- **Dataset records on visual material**
▬▬▬▬▬▬▬▬▬▬
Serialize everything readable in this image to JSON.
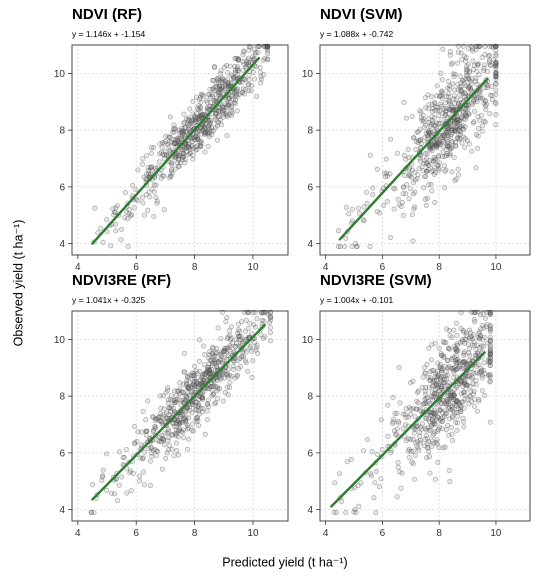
{
  "figure": {
    "xlabel": "Predicted yield (t ha⁻¹)",
    "ylabel": "Observed yield (t ha⁻¹)"
  },
  "chart_data": [
    {
      "type": "scatter",
      "title": "NDVI (RF)",
      "subtitle": "y = 1.146x + -1.154",
      "xlim": [
        3.8,
        11.2
      ],
      "ylim": [
        3.6,
        11.0
      ],
      "xticks": [
        4,
        6,
        8,
        10
      ],
      "yticks": [
        4,
        6,
        8,
        10
      ],
      "grid": true,
      "fit_line": {
        "slope": 1.146,
        "intercept": -1.154,
        "x_range": [
          4.5,
          10.2
        ],
        "color": "#2e7d32"
      },
      "point_cloud": {
        "n": 650,
        "x_center": 8.4,
        "x_spread": 1.1,
        "x_min": 4.4,
        "x_max": 10.5,
        "noise": 0.5
      },
      "point_color": "#555555"
    },
    {
      "type": "scatter",
      "title": "NDVI (SVM)",
      "subtitle": "y = 1.088x + -0.742",
      "xlim": [
        3.8,
        11.2
      ],
      "ylim": [
        3.6,
        11.0
      ],
      "xticks": [
        4,
        6,
        8,
        10
      ],
      "yticks": [
        4,
        6,
        8,
        10
      ],
      "grid": true,
      "fit_line": {
        "slope": 1.088,
        "intercept": -0.742,
        "x_range": [
          4.5,
          9.7
        ],
        "color": "#2e7d32"
      },
      "point_cloud": {
        "n": 650,
        "x_center": 8.5,
        "x_spread": 0.9,
        "x_min": 4.4,
        "x_max": 10.0,
        "noise": 0.9
      },
      "point_color": "#555555"
    },
    {
      "type": "scatter",
      "title": "NDVI3RE (RF)",
      "subtitle": "y = 1.041x + -0.325",
      "xlim": [
        3.8,
        11.2
      ],
      "ylim": [
        3.6,
        11.0
      ],
      "xticks": [
        4,
        6,
        8,
        10
      ],
      "yticks": [
        4,
        6,
        8,
        10
      ],
      "grid": true,
      "fit_line": {
        "slope": 1.041,
        "intercept": -0.325,
        "x_range": [
          4.5,
          10.4
        ],
        "color": "#2e7d32"
      },
      "point_cloud": {
        "n": 650,
        "x_center": 8.3,
        "x_spread": 1.1,
        "x_min": 4.4,
        "x_max": 10.6,
        "noise": 0.6
      },
      "point_color": "#555555"
    },
    {
      "type": "scatter",
      "title": "NDVI3RE (SVM)",
      "subtitle": "y = 1.004x + -0.101",
      "xlim": [
        3.8,
        11.2
      ],
      "ylim": [
        3.6,
        11.0
      ],
      "xticks": [
        4,
        6,
        8,
        10
      ],
      "yticks": [
        4,
        6,
        8,
        10
      ],
      "grid": true,
      "fit_line": {
        "slope": 1.004,
        "intercept": -0.101,
        "x_range": [
          4.2,
          9.6
        ],
        "color": "#2e7d32"
      },
      "point_cloud": {
        "n": 650,
        "x_center": 8.5,
        "x_spread": 0.9,
        "x_min": 4.2,
        "x_max": 9.8,
        "noise": 0.9
      },
      "point_color": "#555555"
    }
  ]
}
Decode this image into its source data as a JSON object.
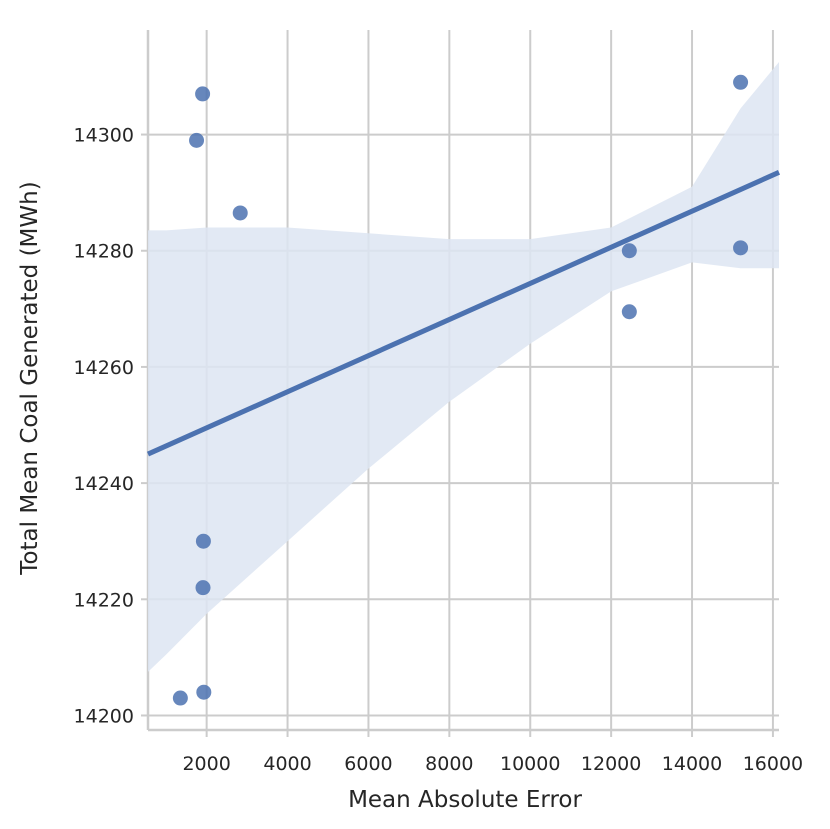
{
  "chart_data": {
    "type": "scatter",
    "title": "",
    "xlabel": "Mean Absolute Error",
    "ylabel": "Total Mean Coal Generated (MWh)",
    "xlim": [
      550,
      16150
    ],
    "ylim": [
      14197.5,
      14318
    ],
    "xticks": [
      2000,
      4000,
      6000,
      8000,
      10000,
      12000,
      14000,
      16000
    ],
    "yticks": [
      14200,
      14220,
      14240,
      14260,
      14280,
      14300
    ],
    "grid": true,
    "point_color": "#4c72b0",
    "line_color": "#4c72b0",
    "band_color": "#dde5f2",
    "points": [
      {
        "x": 1350,
        "y": 14203
      },
      {
        "x": 1750,
        "y": 14299
      },
      {
        "x": 1900,
        "y": 14307
      },
      {
        "x": 1920,
        "y": 14230
      },
      {
        "x": 1910,
        "y": 14222
      },
      {
        "x": 1930,
        "y": 14204
      },
      {
        "x": 2830,
        "y": 14286.5
      },
      {
        "x": 12450,
        "y": 14280
      },
      {
        "x": 12450,
        "y": 14269.5
      },
      {
        "x": 15200,
        "y": 14309
      },
      {
        "x": 15200,
        "y": 14280.5
      }
    ],
    "regression": {
      "x": [
        550,
        16150
      ],
      "y": [
        14245,
        14293.5
      ]
    },
    "confidence_band": {
      "x": [
        550,
        1000,
        2000,
        4000,
        6000,
        8000,
        10000,
        12000,
        14000,
        15200,
        16150
      ],
      "upper": [
        14283.5,
        14283.5,
        14284,
        14284,
        14283,
        14282,
        14282,
        14284,
        14291,
        14304.5,
        14312.5
      ],
      "lower": [
        14207.5,
        14210.5,
        14217.5,
        14230,
        14242.5,
        14254,
        14264,
        14273,
        14278,
        14277,
        14277
      ]
    }
  }
}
▬▬▬▬▬▬▬▬▬▬
- **YOUR TASK**
The entries above are to be returned exactly, without their pictures.

- **RESPONSE TO THIS TASK**
Serialize everything readable in this image to JSON.
{
  "figure": {
    "xlabel": "Predicted yield (t ha⁻¹)",
    "ylabel": "Observed yield (t ha⁻¹)"
  },
  "chart_data": [
    {
      "type": "scatter",
      "title": "NDVI (RF)",
      "subtitle": "y = 1.146x + -1.154",
      "xlim": [
        3.8,
        11.2
      ],
      "ylim": [
        3.6,
        11.0
      ],
      "xticks": [
        4,
        6,
        8,
        10
      ],
      "yticks": [
        4,
        6,
        8,
        10
      ],
      "grid": true,
      "fit_line": {
        "slope": 1.146,
        "intercept": -1.154,
        "x_range": [
          4.5,
          10.2
        ],
        "color": "#2e7d32"
      },
      "point_cloud": {
        "n": 650,
        "x_center": 8.4,
        "x_spread": 1.1,
        "x_min": 4.4,
        "x_max": 10.5,
        "noise": 0.5
      },
      "point_color": "#555555"
    },
    {
      "type": "scatter",
      "title": "NDVI (SVM)",
      "subtitle": "y = 1.088x + -0.742",
      "xlim": [
        3.8,
        11.2
      ],
      "ylim": [
        3.6,
        11.0
      ],
      "xticks": [
        4,
        6,
        8,
        10
      ],
      "yticks": [
        4,
        6,
        8,
        10
      ],
      "grid": true,
      "fit_line": {
        "slope": 1.088,
        "intercept": -0.742,
        "x_range": [
          4.5,
          9.7
        ],
        "color": "#2e7d32"
      },
      "point_cloud": {
        "n": 650,
        "x_center": 8.5,
        "x_spread": 0.9,
        "x_min": 4.4,
        "x_max": 10.0,
        "noise": 0.9
      },
      "point_color": "#555555"
    },
    {
      "type": "scatter",
      "title": "NDVI3RE (RF)",
      "subtitle": "y = 1.041x + -0.325",
      "xlim": [
        3.8,
        11.2
      ],
      "ylim": [
        3.6,
        11.0
      ],
      "xticks": [
        4,
        6,
        8,
        10
      ],
      "yticks": [
        4,
        6,
        8,
        10
      ],
      "grid": true,
      "fit_line": {
        "slope": 1.041,
        "intercept": -0.325,
        "x_range": [
          4.5,
          10.4
        ],
        "color": "#2e7d32"
      },
      "point_cloud": {
        "n": 650,
        "x_center": 8.3,
        "x_spread": 1.1,
        "x_min": 4.4,
        "x_max": 10.6,
        "noise": 0.6
      },
      "point_color": "#555555"
    },
    {
      "type": "scatter",
      "title": "NDVI3RE (SVM)",
      "subtitle": "y = 1.004x + -0.101",
      "xlim": [
        3.8,
        11.2
      ],
      "ylim": [
        3.6,
        11.0
      ],
      "xticks": [
        4,
        6,
        8,
        10
      ],
      "yticks": [
        4,
        6,
        8,
        10
      ],
      "grid": true,
      "fit_line": {
        "slope": 1.004,
        "intercept": -0.101,
        "x_range": [
          4.2,
          9.6
        ],
        "color": "#2e7d32"
      },
      "point_cloud": {
        "n": 650,
        "x_center": 8.5,
        "x_spread": 0.9,
        "x_min": 4.2,
        "x_max": 9.8,
        "noise": 0.9
      },
      "point_color": "#555555"
    }
  ]
}
Decode this image into its source data as a JSON object.
{
  "chart_data": {
    "type": "scatter",
    "title": "",
    "xlabel": "Mean Absolute Error",
    "ylabel": "Total Mean Coal Generated (MWh)",
    "xlim": [
      550,
      16150
    ],
    "ylim": [
      14197.5,
      14318
    ],
    "xticks": [
      2000,
      4000,
      6000,
      8000,
      10000,
      12000,
      14000,
      16000
    ],
    "yticks": [
      14200,
      14220,
      14240,
      14260,
      14280,
      14300
    ],
    "grid": true,
    "point_color": "#4c72b0",
    "line_color": "#4c72b0",
    "band_color": "#dde5f2",
    "points": [
      {
        "x": 1350,
        "y": 14203
      },
      {
        "x": 1750,
        "y": 14299
      },
      {
        "x": 1900,
        "y": 14307
      },
      {
        "x": 1920,
        "y": 14230
      },
      {
        "x": 1910,
        "y": 14222
      },
      {
        "x": 1930,
        "y": 14204
      },
      {
        "x": 2830,
        "y": 14286.5
      },
      {
        "x": 12450,
        "y": 14280
      },
      {
        "x": 12450,
        "y": 14269.5
      },
      {
        "x": 15200,
        "y": 14309
      },
      {
        "x": 15200,
        "y": 14280.5
      }
    ],
    "regression": {
      "x": [
        550,
        16150
      ],
      "y": [
        14245,
        14293.5
      ]
    },
    "confidence_band": {
      "x": [
        550,
        1000,
        2000,
        4000,
        6000,
        8000,
        10000,
        12000,
        14000,
        15200,
        16150
      ],
      "upper": [
        14283.5,
        14283.5,
        14284,
        14284,
        14283,
        14282,
        14282,
        14284,
        14291,
        14304.5,
        14312.5
      ],
      "lower": [
        14207.5,
        14210.5,
        14217.5,
        14230,
        14242.5,
        14254,
        14264,
        14273,
        14278,
        14277,
        14277
      ]
    }
  }
}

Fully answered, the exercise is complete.